::: Excerpted data

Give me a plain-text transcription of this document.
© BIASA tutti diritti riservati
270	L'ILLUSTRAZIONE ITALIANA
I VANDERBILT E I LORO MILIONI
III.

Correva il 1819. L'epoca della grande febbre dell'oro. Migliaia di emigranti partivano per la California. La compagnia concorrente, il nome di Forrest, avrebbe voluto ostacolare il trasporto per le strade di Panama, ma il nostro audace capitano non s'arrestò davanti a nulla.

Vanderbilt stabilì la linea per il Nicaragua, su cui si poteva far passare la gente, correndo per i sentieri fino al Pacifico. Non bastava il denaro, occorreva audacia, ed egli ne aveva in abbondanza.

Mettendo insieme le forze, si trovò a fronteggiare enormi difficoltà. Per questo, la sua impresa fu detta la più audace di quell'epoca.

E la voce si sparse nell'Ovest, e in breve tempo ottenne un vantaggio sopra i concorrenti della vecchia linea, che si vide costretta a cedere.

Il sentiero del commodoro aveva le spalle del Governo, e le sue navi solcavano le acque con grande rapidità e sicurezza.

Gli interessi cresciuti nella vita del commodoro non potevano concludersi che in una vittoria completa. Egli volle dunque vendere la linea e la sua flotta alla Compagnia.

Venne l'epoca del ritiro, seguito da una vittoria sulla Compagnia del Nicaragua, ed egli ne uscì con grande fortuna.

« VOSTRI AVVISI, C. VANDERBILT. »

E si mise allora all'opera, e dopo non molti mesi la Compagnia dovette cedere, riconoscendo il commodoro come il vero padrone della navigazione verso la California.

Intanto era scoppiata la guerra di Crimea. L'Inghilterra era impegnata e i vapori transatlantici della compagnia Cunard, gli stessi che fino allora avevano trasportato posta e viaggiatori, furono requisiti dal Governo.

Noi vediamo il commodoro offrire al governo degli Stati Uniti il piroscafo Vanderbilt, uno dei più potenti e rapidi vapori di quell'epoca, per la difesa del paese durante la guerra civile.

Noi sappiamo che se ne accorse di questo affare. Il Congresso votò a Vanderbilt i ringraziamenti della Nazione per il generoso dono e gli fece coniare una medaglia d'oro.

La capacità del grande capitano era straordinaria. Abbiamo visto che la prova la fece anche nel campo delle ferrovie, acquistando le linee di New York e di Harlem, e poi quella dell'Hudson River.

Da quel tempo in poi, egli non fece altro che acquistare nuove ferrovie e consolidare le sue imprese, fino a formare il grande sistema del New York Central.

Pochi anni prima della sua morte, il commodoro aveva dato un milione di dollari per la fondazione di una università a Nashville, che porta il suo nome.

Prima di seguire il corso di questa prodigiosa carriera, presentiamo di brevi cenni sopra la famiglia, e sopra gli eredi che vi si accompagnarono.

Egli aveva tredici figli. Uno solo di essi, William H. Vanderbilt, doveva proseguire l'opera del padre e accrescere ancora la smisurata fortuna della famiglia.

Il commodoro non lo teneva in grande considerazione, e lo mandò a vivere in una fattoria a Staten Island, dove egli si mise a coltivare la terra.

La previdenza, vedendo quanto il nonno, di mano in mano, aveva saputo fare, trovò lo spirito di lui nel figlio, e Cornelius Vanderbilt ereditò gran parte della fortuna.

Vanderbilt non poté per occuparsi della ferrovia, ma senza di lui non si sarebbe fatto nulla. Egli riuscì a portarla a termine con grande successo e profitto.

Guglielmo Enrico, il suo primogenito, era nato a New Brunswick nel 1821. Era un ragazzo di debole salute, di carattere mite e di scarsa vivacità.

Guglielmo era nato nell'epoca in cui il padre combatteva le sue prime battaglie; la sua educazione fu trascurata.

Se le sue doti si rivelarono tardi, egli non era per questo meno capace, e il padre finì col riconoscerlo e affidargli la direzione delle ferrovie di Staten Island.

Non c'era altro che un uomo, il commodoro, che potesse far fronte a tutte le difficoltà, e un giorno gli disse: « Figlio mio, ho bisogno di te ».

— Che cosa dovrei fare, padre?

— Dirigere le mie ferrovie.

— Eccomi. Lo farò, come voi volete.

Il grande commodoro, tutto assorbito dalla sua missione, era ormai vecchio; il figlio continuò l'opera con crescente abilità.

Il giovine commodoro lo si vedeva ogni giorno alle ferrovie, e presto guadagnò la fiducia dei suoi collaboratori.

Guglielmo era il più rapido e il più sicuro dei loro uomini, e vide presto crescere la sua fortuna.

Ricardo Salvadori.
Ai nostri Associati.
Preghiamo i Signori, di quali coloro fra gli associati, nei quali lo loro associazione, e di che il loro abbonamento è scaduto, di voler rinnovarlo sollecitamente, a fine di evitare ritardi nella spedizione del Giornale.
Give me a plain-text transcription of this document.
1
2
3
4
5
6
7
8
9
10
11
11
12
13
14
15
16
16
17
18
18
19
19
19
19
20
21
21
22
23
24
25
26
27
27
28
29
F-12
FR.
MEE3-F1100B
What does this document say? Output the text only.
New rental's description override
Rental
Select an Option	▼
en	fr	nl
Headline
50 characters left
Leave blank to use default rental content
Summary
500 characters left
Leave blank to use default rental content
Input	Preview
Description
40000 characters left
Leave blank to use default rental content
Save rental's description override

::::::

**Direction**. Set down the entries above again, word for word.

**In response**.
Give me a plain-text transcription of this document.
© BIASA tutti diritti riservati
270	L'ILLUSTRAZIONE ITALIANA
I VANDERBILT E I LORO MILIONI
III.

Correva il 1819. L'epoca della grande febbre dell'oro. Migliaia di emigranti partivano per la California. La compagnia concorrente, il nome di Forrest, avrebbe voluto ostacolare il trasporto per le strade di Panama, ma il nostro audace capitano non s'arrestò davanti a nulla.

Vanderbilt stabilì la linea per il Nicaragua, su cui si poteva far passare la gente, correndo per i sentieri fino al Pacifico. Non bastava il denaro, occorreva audacia, ed egli ne aveva in abbondanza.

Mettendo insieme le forze, si trovò a fronteggiare enormi difficoltà. Per questo, la sua impresa fu detta la più audace di quell'epoca.

E la voce si sparse nell'Ovest, e in breve tempo ottenne un vantaggio sopra i concorrenti della vecchia linea, che si vide costretta a cedere.

Il sentiero del commodoro aveva le spalle del Governo, e le sue navi solcavano le acque con grande rapidità e sicurezza.

Gli interessi cresciuti nella vita del commodoro non potevano concludersi che in una vittoria completa. Egli volle dunque vendere la linea e la sua flotta alla Compagnia.

Venne l'epoca del ritiro, seguito da una vittoria sulla Compagnia del Nicaragua, ed egli ne uscì con grande fortuna.

« VOSTRI AVVISI, C. VANDERBILT. »

E si mise allora all'opera, e dopo non molti mesi la Compagnia dovette cedere, riconoscendo il commodoro come il vero padrone della navigazione verso la California.

Intanto era scoppiata la guerra di Crimea. L'Inghilterra era impegnata e i vapori transatlantici della compagnia Cunard, gli stessi che fino allora avevano trasportato posta e viaggiatori, furono requisiti dal Governo.

Noi vediamo il commodoro offrire al governo degli Stati Uniti il piroscafo Vanderbilt, uno dei più potenti e rapidi vapori di quell'epoca, per la difesa del paese durante la guerra civile.

Noi sappiamo che se ne accorse di questo affare. Il Congresso votò a Vanderbilt i ringraziamenti della Nazione per il generoso dono e gli fece coniare una medaglia d'oro.

La capacità del grande capitano era straordinaria. Abbiamo visto che la prova la fece anche nel campo delle ferrovie, acquistando le linee di New York e di Harlem, e poi quella dell'Hudson River.

Da quel tempo in poi, egli non fece altro che acquistare nuove ferrovie e consolidare le sue imprese, fino a formare il grande sistema del New York Central.

Pochi anni prima della sua morte, il commodoro aveva dato un milione di dollari per la fondazione di una università a Nashville, che porta il suo nome.

Prima di seguire il corso di questa prodigiosa carriera, presentiamo di brevi cenni sopra la famiglia, e sopra gli eredi che vi si accompagnarono.

Egli aveva tredici figli. Uno solo di essi, William H. Vanderbilt, doveva proseguire l'opera del padre e accrescere ancora la smisurata fortuna della famiglia.

Il commodoro non lo teneva in grande considerazione, e lo mandò a vivere in una fattoria a Staten Island, dove egli si mise a coltivare la terra.

La previdenza, vedendo quanto il nonno, di mano in mano, aveva saputo fare, trovò lo spirito di lui nel figlio, e Cornelius Vanderbilt ereditò gran parte della fortuna.

Vanderbilt non poté per occuparsi della ferrovia, ma senza di lui non si sarebbe fatto nulla. Egli riuscì a portarla a termine con grande successo e profitto.

Guglielmo Enrico, il suo primogenito, era nato a New Brunswick nel 1821. Era un ragazzo di debole salute, di carattere mite e di scarsa vivacità.

Guglielmo era nato nell'epoca in cui il padre combatteva le sue prime battaglie; la sua educazione fu trascurata.

Se le sue doti si rivelarono tardi, egli non era per questo meno capace, e il padre finì col riconoscerlo e affidargli la direzione delle ferrovie di Staten Island.

Non c'era altro che un uomo, il commodoro, che potesse far fronte a tutte le difficoltà, e un giorno gli disse: « Figlio mio, ho bisogno di te ».

— Che cosa dovrei fare, padre?

— Dirigere le mie ferrovie.

— Eccomi. Lo farò, come voi volete.

Il grande commodoro, tutto assorbito dalla sua missione, era ormai vecchio; il figlio continuò l'opera con crescente abilità.

Il giovine commodoro lo si vedeva ogni giorno alle ferrovie, e presto guadagnò la fiducia dei suoi collaboratori.

Guglielmo era il più rapido e il più sicuro dei loro uomini, e vide presto crescere la sua fortuna.

Ricardo Salvadori.
Ai nostri Associati.
Preghiamo i Signori, di quali coloro fra gli associati, nei quali lo loro associazione, e di che il loro abbonamento è scaduto, di voler rinnovarlo sollecitamente, a fine di evitare ritardi nella spedizione del Giornale.
Give me a plain-text transcription of this document.
1
2
3
4
5
6
7
8
9
10
11
11
12
13
14
15
16
16
17
18
18
19
19
19
19
20
21
21
22
23
24
25
26
27
27
28
29
F-12
FR.
MEE3-F1100B
What does this document say? Output the text only.
New rental's description override
Rental
Select an Option	▼
en	fr	nl
Headline
50 characters left
Leave blank to use default rental content
Summary
500 characters left
Leave blank to use default rental content
Input	Preview
Description
40000 characters left
Leave blank to use default rental content
Save rental's description override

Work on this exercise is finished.